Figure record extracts
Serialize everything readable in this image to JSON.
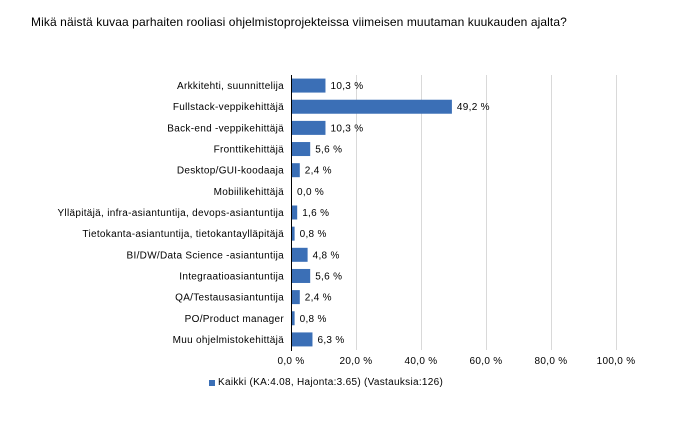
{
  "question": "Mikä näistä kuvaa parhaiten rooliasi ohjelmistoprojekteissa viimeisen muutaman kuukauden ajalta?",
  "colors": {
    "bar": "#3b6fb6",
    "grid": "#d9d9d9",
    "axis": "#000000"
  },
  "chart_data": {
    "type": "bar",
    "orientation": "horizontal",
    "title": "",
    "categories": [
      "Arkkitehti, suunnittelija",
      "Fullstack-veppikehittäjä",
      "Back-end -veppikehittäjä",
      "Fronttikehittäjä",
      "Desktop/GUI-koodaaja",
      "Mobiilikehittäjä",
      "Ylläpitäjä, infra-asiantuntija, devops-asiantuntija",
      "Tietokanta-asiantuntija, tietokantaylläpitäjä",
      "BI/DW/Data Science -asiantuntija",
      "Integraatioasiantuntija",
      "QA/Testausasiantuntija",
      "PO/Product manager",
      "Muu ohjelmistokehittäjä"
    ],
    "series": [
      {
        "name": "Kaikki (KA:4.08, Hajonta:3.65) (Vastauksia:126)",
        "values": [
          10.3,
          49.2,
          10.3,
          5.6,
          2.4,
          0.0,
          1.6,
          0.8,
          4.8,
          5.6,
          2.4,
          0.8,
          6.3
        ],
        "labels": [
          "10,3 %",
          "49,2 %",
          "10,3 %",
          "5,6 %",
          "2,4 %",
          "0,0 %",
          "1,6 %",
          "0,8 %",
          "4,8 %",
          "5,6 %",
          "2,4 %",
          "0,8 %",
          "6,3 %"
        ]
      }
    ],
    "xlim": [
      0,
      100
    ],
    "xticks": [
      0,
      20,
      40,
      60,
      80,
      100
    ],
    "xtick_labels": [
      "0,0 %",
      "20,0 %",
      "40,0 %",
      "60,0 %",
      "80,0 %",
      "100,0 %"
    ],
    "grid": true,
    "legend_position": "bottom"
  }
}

---

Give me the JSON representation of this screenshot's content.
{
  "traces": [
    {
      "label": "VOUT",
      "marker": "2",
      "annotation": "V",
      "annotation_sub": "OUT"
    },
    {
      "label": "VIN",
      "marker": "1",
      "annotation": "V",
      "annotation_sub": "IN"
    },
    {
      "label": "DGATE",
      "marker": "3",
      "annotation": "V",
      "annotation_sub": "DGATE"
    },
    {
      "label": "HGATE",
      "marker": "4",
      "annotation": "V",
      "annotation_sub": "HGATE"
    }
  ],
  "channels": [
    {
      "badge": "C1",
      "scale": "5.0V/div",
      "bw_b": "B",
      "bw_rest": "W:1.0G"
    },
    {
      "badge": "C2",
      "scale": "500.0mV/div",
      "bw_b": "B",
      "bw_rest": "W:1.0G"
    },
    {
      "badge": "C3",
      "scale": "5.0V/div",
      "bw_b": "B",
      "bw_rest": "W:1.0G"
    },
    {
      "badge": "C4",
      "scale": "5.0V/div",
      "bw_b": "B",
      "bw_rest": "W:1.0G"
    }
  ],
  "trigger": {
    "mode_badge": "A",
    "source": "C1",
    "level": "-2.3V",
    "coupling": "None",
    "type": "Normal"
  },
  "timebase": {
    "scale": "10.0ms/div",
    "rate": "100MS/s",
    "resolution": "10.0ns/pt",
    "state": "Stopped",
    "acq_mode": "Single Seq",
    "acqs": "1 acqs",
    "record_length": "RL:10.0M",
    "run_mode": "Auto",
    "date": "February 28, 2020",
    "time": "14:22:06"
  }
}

---

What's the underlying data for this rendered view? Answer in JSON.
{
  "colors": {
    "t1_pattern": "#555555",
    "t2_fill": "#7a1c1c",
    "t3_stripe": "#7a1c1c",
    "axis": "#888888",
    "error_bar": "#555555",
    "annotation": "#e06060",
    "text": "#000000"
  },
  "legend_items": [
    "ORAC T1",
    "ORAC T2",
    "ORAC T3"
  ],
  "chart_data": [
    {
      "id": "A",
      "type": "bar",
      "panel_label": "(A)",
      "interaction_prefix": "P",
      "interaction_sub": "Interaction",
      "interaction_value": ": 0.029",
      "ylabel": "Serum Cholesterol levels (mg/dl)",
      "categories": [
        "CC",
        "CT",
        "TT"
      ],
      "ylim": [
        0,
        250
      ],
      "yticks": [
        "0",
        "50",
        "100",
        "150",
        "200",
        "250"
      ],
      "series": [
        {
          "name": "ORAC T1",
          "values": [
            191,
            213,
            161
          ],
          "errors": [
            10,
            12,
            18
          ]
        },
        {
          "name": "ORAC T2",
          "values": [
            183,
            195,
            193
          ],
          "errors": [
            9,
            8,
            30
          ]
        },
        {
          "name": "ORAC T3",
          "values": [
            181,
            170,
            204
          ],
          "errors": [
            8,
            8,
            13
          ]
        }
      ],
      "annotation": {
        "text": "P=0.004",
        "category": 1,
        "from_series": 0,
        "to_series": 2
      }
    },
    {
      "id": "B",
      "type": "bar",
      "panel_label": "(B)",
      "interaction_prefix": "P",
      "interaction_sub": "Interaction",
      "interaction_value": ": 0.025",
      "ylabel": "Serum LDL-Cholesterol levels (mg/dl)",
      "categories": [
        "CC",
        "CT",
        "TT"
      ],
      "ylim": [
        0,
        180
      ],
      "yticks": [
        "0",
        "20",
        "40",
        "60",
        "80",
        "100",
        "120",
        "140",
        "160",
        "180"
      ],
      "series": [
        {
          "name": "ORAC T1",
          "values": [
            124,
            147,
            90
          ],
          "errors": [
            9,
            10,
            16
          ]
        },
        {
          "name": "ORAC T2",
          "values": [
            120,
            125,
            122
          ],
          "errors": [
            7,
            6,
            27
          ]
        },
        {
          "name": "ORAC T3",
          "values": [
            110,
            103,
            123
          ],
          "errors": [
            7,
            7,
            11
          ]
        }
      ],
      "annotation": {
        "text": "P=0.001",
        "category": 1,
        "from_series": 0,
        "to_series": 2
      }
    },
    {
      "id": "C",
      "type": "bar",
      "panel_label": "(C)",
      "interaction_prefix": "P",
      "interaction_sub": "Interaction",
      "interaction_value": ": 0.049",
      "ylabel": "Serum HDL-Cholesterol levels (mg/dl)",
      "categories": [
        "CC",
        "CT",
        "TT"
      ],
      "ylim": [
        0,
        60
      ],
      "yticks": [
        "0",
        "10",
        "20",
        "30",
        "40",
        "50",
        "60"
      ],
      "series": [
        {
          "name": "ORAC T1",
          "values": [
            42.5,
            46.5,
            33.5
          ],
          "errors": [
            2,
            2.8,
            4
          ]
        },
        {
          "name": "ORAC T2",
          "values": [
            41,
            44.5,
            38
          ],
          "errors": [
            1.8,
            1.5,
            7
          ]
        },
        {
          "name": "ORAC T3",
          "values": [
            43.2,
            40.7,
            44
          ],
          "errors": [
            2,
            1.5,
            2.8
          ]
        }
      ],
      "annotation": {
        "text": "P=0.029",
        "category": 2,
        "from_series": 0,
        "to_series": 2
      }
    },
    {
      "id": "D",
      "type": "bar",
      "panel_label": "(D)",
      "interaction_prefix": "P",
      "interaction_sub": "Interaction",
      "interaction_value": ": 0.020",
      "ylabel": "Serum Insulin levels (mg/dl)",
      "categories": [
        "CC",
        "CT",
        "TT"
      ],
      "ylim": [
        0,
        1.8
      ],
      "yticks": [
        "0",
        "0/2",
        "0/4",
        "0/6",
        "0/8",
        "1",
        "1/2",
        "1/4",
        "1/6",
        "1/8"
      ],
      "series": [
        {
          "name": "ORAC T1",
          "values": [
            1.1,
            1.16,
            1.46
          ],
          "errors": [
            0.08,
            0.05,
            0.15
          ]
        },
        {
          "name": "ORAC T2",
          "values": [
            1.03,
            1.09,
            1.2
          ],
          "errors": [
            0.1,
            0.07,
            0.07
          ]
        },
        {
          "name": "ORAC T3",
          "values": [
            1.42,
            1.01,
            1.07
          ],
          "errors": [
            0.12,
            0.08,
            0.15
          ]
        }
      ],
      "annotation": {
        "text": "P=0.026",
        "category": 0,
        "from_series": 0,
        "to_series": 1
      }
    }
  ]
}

PROMPT:
Gather and copy every line of the data in which the string "JSON" is found.

TASK ANSWER:
Serialize everything readable in this image to JSON.
Give me the JSON representation of this screenshot's content.
What's the underlying data for this rendered view? Answer in JSON.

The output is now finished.